Document text section start

Showing posts with label entrepreneur. Show all posts
Showing posts with label entrepreneur. Show all posts

Wednesday, July 11, 2012

Race and Technology: Okeh Records

Mamie Smith
I've just been poking through William Kenney's Recorded Music in American Life, and came upon a really amazing little tidbit.  Apparently Okeh records, which would go on to be early and vital popularizers of African-American music, were initially successful not because of their content - which at least in the early days Kenney characterizes as "uninspired" - but because of their technology.  The founder of the company pioneered a pressing process that allowed Okeh's records to be played on any turntable, whereas most companies at the time pressed in proprietary formats linked to phonographs that they also produced.  This was particularly important to the story of black music, because the Victor and Columbia companies, which held controlling intellectual property in the dominant lateral-cut pressing system, did not record black musicians due to supposed risks to the companies' respectability.

Document text section end

Does each statement agree with the post on Okeh Records? Answer yes or no for each, quoting the words of the post that decide it.
1. Okeh's early success came mainly from the content of its records.
2. Okeh's pressing process let its records be played on any turntable.
3. The Victor and Columbia companies recorded black musicians.
The rows have no connection to the Okeh Records post.

Data supplied section start

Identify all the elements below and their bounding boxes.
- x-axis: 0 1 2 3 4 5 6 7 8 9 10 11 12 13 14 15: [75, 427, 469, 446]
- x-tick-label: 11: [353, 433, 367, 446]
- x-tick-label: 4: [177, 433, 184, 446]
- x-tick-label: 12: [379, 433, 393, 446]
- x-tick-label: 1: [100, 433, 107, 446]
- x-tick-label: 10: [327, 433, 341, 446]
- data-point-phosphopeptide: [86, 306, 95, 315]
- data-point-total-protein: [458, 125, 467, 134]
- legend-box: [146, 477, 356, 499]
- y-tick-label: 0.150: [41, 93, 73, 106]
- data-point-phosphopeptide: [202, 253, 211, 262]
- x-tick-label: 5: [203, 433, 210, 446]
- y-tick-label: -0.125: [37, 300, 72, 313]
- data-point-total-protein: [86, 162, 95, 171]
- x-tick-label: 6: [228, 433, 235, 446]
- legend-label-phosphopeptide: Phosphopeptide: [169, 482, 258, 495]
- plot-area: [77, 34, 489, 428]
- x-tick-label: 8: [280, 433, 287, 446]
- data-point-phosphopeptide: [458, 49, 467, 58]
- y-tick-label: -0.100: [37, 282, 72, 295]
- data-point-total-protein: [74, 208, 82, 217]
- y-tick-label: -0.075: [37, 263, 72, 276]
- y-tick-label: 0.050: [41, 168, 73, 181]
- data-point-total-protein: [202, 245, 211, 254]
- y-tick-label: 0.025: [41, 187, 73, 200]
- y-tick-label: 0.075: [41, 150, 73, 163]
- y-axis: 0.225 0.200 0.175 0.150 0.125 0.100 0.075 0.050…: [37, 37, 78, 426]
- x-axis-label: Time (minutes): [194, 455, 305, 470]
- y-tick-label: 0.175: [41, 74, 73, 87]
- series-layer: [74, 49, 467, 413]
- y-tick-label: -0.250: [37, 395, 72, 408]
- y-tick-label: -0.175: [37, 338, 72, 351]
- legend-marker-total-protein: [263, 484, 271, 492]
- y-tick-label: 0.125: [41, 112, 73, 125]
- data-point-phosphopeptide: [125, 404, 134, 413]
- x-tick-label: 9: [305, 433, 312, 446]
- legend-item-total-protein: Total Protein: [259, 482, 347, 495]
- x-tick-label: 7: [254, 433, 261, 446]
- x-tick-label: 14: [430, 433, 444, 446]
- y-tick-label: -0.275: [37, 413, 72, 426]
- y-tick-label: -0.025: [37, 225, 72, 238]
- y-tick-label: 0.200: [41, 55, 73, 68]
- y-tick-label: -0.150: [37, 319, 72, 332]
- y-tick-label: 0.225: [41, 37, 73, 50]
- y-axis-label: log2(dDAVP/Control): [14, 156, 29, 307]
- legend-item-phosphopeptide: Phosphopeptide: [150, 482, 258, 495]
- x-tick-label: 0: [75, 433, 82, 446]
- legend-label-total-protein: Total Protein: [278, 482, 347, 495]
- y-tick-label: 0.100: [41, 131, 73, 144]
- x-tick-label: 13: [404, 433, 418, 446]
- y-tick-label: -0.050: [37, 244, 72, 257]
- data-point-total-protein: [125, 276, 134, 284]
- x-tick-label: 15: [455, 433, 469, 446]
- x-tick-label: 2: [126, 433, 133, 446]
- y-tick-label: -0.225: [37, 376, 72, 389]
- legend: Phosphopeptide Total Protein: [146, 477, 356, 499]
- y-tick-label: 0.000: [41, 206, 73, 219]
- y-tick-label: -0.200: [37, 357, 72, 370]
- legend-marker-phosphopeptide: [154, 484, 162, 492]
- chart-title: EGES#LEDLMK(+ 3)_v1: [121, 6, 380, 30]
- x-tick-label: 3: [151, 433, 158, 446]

Data supplied section end

Answer:
1. No: "were initially successful not because of their content"
2. Yes: "allowed Okeh's records to be played on any turntable"
3. No: "did not record black musicians due to supposed risks to the companies' respectability"